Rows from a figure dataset

———

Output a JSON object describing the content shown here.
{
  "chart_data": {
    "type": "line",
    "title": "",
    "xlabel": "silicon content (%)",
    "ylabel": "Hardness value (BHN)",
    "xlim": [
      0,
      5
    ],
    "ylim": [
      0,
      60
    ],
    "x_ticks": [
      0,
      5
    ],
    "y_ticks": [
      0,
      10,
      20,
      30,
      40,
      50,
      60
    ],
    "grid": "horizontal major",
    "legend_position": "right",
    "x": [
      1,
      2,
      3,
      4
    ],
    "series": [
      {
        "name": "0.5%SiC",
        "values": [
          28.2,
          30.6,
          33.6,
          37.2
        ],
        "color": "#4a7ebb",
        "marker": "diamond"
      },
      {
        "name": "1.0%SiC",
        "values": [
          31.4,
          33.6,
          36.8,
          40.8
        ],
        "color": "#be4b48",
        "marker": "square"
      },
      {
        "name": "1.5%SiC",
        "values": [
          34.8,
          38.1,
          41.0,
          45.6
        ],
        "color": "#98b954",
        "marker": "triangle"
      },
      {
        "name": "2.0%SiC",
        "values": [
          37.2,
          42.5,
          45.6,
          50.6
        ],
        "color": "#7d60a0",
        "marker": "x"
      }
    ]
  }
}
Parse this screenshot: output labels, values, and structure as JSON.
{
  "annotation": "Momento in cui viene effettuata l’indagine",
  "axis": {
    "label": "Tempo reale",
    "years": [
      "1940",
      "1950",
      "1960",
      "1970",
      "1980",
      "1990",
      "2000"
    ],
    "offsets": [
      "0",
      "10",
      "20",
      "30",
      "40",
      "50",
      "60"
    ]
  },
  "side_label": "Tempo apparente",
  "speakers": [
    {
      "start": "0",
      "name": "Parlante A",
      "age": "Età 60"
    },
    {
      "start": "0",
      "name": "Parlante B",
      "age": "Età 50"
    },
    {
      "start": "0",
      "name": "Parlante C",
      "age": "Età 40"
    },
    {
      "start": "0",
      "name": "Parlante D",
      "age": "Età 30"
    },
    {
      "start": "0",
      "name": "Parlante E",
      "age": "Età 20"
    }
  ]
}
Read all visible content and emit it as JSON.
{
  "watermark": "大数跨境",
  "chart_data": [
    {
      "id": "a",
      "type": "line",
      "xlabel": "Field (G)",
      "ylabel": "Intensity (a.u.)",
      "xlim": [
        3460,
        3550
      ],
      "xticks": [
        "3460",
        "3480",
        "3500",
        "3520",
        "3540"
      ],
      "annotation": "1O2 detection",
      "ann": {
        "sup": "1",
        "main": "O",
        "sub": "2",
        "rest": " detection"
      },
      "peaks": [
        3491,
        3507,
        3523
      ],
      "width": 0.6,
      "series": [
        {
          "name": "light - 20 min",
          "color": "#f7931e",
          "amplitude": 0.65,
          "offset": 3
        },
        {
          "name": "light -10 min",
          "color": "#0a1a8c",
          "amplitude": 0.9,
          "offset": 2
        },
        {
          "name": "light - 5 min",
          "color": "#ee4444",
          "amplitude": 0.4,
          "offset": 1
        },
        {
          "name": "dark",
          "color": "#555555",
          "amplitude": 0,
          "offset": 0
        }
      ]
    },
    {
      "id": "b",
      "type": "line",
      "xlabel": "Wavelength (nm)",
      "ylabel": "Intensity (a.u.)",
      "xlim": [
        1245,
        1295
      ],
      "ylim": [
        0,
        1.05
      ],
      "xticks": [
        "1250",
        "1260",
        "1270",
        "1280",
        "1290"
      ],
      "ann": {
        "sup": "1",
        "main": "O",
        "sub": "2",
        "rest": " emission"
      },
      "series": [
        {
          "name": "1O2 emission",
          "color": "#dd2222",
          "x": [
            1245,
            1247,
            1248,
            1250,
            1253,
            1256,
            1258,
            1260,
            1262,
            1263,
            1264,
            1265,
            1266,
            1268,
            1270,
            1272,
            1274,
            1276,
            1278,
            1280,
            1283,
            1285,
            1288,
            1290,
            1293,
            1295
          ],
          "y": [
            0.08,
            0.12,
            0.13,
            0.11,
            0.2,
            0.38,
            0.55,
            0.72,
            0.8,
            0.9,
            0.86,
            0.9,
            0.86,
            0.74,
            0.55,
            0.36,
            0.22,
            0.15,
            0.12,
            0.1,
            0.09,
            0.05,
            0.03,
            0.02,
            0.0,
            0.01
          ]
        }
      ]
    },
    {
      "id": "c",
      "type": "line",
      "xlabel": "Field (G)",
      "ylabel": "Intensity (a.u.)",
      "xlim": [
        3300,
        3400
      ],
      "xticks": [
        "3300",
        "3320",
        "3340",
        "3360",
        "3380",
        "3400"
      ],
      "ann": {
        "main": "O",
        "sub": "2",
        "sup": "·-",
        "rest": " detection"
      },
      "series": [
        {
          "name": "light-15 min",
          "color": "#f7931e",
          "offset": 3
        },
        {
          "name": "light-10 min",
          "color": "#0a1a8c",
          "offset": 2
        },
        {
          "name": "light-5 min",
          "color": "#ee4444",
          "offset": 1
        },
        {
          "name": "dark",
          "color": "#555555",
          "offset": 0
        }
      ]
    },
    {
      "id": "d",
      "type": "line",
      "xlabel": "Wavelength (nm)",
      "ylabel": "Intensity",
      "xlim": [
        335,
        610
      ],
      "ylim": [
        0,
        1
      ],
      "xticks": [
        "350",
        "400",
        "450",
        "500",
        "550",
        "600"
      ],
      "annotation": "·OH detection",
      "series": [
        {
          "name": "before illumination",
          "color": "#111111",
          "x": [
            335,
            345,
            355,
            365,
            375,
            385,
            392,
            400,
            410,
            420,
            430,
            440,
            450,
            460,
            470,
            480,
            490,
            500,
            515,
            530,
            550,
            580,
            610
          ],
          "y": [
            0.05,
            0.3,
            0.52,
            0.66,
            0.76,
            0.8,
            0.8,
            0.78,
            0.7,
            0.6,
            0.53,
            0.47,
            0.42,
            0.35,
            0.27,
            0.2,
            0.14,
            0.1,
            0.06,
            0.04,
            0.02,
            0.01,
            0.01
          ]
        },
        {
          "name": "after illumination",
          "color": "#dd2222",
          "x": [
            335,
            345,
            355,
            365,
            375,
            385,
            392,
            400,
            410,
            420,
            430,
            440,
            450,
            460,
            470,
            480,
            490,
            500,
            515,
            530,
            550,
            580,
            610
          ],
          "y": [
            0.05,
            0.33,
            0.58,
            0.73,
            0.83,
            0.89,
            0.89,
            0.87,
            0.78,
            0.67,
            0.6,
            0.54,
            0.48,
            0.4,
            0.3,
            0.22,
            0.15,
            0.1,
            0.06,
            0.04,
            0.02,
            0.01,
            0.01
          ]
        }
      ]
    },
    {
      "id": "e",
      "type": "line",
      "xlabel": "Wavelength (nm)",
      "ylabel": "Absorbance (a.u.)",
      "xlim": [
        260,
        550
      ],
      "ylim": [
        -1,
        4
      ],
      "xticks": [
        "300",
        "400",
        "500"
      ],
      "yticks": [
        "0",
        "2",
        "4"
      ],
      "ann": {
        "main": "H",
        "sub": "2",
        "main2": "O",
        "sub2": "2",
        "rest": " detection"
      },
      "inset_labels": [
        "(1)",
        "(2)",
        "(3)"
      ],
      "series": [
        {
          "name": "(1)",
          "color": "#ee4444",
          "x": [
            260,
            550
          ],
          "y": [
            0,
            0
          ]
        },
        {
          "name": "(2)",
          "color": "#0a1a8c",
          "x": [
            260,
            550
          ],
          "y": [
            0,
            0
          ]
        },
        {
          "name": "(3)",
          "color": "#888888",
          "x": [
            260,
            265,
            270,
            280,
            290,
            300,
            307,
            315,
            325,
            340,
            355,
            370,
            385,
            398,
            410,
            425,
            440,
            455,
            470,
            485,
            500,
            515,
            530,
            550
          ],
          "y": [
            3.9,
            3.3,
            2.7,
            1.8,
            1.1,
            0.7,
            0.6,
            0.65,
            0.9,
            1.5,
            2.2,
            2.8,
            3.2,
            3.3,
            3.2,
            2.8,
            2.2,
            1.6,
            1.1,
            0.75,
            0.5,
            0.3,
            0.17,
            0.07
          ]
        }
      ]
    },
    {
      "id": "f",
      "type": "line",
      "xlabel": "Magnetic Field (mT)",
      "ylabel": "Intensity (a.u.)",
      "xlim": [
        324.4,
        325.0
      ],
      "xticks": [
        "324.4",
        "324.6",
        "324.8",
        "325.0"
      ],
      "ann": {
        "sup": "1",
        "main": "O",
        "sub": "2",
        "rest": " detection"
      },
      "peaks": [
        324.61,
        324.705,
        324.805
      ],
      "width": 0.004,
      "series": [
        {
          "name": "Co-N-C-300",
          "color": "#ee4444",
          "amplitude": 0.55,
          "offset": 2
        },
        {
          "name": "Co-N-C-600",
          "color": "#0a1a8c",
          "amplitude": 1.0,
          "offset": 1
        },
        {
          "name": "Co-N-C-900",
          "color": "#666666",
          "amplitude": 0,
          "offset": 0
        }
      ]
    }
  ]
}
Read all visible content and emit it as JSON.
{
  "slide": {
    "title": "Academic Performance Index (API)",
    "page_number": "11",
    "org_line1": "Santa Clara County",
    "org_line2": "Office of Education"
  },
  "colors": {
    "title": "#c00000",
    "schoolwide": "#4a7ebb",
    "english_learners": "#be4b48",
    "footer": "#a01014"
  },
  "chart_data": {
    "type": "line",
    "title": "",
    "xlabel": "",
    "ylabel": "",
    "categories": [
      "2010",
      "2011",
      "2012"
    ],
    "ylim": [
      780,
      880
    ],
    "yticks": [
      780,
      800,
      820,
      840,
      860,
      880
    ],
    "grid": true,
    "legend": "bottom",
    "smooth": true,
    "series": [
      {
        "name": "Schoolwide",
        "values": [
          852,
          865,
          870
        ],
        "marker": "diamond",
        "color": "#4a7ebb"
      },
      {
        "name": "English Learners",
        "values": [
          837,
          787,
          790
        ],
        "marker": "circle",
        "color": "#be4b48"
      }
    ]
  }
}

———

What is needed:
Report every line containing the word "illumination" from the listing above.

Full answer:
          "name": "before illumination",
          "name": "after illumination",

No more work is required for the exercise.